[start of Extracted records]

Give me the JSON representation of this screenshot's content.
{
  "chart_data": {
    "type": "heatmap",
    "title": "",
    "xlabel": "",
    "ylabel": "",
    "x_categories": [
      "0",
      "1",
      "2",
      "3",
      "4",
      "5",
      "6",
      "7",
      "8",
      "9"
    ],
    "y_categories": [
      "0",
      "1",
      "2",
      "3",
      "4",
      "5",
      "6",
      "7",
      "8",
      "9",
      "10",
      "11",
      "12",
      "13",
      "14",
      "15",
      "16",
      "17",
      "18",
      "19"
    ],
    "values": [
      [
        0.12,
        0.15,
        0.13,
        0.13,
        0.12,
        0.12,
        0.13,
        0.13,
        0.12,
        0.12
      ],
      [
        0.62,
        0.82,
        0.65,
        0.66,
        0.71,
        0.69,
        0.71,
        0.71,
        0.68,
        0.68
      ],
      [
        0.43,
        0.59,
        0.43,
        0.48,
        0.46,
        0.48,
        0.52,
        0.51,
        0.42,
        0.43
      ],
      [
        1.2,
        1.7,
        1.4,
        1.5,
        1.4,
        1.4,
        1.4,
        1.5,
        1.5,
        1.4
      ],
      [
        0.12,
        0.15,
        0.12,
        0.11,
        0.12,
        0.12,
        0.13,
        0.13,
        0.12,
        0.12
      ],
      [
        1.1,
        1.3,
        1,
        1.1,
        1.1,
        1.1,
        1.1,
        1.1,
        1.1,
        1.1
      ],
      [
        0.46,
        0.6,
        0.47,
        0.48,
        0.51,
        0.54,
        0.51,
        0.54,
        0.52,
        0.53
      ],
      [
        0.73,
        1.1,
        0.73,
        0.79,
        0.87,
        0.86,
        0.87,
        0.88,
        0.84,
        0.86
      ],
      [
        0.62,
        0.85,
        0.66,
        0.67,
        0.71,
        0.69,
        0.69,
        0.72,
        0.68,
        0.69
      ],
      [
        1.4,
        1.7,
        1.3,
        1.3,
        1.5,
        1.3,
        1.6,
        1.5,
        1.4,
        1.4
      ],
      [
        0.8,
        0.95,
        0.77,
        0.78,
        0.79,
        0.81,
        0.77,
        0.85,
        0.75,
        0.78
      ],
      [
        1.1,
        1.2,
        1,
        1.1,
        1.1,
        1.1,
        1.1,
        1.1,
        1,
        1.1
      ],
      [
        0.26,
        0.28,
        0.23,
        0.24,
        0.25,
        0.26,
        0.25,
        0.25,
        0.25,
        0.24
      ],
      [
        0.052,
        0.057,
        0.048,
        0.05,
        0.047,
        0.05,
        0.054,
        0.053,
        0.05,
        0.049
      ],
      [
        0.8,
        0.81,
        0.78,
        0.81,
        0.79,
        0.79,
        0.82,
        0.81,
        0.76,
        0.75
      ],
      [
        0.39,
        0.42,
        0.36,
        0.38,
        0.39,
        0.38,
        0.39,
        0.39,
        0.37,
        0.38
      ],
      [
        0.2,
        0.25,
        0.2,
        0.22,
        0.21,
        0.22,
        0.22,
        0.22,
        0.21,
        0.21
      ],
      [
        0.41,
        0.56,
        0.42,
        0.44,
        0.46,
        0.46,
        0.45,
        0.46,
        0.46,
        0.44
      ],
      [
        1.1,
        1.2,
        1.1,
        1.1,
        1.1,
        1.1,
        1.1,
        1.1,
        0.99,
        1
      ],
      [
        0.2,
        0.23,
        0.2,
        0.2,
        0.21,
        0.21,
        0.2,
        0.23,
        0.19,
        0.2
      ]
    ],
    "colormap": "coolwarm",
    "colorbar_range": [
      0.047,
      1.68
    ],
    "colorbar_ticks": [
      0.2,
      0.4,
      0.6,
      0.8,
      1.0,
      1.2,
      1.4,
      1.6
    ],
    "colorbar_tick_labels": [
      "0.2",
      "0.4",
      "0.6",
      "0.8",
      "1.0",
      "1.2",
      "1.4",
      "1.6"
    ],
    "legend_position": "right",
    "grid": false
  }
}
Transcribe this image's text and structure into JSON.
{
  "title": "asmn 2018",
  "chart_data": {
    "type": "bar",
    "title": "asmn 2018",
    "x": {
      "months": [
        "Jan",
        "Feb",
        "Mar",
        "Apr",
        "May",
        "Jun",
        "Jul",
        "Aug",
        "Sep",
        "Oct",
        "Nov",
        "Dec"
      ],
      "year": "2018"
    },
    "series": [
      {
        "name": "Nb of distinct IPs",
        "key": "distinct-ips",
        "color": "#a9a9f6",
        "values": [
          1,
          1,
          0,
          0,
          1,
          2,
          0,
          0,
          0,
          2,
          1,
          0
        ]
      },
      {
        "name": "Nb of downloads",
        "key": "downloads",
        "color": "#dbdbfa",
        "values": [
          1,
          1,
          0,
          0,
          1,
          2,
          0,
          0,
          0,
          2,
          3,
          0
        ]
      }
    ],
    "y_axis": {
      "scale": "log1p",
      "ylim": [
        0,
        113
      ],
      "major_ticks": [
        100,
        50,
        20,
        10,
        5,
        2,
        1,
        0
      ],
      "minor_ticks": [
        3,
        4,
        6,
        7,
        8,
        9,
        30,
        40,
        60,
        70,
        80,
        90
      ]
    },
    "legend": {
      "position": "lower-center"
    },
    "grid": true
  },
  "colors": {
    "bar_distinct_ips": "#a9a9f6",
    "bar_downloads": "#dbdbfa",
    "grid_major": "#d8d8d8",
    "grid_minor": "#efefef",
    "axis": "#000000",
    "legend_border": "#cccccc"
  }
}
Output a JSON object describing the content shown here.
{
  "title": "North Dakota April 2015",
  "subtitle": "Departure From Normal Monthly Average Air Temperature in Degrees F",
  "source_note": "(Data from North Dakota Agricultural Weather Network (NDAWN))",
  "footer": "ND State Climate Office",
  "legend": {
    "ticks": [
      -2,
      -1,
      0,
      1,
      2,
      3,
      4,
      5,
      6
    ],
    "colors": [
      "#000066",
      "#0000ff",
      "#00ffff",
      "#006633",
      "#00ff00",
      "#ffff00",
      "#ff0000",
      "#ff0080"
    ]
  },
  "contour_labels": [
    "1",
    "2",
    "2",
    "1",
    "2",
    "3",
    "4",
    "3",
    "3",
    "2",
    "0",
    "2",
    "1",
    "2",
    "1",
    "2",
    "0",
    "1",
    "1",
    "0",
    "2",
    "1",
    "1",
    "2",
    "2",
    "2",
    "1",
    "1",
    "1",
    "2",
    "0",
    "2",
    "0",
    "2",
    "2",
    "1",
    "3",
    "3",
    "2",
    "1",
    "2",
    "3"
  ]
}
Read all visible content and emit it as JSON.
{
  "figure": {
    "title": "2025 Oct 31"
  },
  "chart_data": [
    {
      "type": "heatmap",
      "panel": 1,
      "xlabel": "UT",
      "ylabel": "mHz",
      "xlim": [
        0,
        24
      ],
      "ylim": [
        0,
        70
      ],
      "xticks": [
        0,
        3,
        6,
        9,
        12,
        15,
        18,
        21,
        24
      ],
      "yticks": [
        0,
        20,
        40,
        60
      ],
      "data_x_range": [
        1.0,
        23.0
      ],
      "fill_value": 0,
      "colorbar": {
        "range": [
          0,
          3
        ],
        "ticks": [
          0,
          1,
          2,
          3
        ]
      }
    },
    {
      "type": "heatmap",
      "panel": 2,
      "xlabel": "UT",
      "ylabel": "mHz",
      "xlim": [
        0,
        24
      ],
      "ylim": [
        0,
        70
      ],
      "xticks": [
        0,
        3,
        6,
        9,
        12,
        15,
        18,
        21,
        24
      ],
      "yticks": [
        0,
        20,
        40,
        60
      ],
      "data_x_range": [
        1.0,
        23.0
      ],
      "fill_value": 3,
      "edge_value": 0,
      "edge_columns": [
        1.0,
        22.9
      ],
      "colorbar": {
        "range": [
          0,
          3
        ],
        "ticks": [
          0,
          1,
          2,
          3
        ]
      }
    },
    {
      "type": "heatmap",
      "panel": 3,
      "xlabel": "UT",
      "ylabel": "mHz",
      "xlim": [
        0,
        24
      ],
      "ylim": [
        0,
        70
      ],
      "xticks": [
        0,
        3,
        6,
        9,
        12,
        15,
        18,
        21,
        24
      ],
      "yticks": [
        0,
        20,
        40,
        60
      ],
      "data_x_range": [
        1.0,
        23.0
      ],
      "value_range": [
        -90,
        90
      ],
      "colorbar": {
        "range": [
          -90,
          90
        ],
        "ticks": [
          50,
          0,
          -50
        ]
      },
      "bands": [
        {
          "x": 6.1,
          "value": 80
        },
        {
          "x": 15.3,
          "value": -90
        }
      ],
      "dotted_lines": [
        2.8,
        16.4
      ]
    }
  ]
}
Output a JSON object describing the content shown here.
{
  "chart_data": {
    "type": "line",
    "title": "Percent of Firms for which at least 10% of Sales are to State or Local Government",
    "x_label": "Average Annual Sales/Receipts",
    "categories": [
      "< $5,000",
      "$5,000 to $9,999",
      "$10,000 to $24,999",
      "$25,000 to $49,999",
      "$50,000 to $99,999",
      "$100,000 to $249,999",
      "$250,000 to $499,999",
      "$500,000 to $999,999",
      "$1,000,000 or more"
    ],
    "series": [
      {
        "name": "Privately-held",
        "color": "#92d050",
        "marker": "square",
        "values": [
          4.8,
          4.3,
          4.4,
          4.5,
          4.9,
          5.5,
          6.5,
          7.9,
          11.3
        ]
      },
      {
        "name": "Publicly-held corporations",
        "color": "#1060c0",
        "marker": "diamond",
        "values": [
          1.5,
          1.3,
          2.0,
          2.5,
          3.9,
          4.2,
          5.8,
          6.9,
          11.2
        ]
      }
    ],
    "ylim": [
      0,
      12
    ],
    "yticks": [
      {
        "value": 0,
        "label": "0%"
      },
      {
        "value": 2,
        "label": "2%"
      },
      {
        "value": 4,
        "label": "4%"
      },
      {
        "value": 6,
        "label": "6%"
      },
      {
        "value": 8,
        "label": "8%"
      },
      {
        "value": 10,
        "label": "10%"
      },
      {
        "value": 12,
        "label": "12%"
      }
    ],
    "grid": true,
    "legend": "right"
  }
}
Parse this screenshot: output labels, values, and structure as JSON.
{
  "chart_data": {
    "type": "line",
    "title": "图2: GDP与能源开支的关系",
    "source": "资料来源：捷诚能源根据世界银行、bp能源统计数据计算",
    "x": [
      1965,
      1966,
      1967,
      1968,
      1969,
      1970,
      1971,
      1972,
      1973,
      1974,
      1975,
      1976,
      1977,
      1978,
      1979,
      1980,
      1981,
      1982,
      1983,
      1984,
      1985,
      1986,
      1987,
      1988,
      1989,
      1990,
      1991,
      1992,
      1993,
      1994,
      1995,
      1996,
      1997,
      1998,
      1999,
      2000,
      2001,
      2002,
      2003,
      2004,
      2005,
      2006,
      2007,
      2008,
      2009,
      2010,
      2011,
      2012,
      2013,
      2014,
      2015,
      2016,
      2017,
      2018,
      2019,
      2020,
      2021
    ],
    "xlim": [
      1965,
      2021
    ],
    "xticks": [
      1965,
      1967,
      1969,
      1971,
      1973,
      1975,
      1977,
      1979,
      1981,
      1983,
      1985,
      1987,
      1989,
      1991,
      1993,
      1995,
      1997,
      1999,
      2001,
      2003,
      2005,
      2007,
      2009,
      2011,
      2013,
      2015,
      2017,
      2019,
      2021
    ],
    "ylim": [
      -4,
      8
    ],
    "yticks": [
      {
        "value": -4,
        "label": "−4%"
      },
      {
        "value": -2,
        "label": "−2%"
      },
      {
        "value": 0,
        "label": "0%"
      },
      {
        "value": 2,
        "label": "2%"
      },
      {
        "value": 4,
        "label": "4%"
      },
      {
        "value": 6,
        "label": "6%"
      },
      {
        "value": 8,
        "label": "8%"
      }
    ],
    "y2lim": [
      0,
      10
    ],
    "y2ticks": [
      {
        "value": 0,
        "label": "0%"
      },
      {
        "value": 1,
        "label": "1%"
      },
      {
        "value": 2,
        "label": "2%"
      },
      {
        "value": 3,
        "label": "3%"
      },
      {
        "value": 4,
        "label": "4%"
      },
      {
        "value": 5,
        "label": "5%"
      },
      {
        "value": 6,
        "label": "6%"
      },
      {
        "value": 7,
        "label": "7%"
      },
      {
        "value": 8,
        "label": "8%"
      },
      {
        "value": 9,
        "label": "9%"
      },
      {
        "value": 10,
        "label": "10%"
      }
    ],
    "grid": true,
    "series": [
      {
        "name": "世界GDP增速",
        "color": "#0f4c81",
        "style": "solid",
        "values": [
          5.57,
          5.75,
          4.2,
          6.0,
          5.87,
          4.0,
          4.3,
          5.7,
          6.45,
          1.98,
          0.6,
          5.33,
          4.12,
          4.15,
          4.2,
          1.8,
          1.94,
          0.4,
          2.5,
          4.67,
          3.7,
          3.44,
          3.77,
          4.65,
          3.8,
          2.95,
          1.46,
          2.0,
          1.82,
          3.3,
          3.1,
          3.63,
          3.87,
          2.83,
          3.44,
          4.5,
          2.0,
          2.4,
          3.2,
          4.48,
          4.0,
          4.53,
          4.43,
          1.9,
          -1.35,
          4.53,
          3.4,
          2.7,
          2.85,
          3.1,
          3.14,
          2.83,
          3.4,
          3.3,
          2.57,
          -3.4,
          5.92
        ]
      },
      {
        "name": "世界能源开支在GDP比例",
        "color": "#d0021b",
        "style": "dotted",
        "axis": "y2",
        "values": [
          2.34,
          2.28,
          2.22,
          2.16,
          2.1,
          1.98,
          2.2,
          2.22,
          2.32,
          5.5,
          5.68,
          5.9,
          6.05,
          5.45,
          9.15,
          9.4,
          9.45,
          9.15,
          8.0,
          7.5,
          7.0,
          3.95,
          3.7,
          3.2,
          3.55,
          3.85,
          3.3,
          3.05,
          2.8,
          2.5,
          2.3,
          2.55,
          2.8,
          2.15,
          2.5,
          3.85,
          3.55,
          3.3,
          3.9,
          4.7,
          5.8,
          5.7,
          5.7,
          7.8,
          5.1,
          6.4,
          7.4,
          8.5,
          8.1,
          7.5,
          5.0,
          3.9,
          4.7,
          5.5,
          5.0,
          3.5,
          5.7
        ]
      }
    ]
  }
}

[end of Extracted records]

§ **Brief**: Copy out all lines where the word "right" appears.

§ **Answer to this task**:
    "legend_position": "right",
    "legend": "right"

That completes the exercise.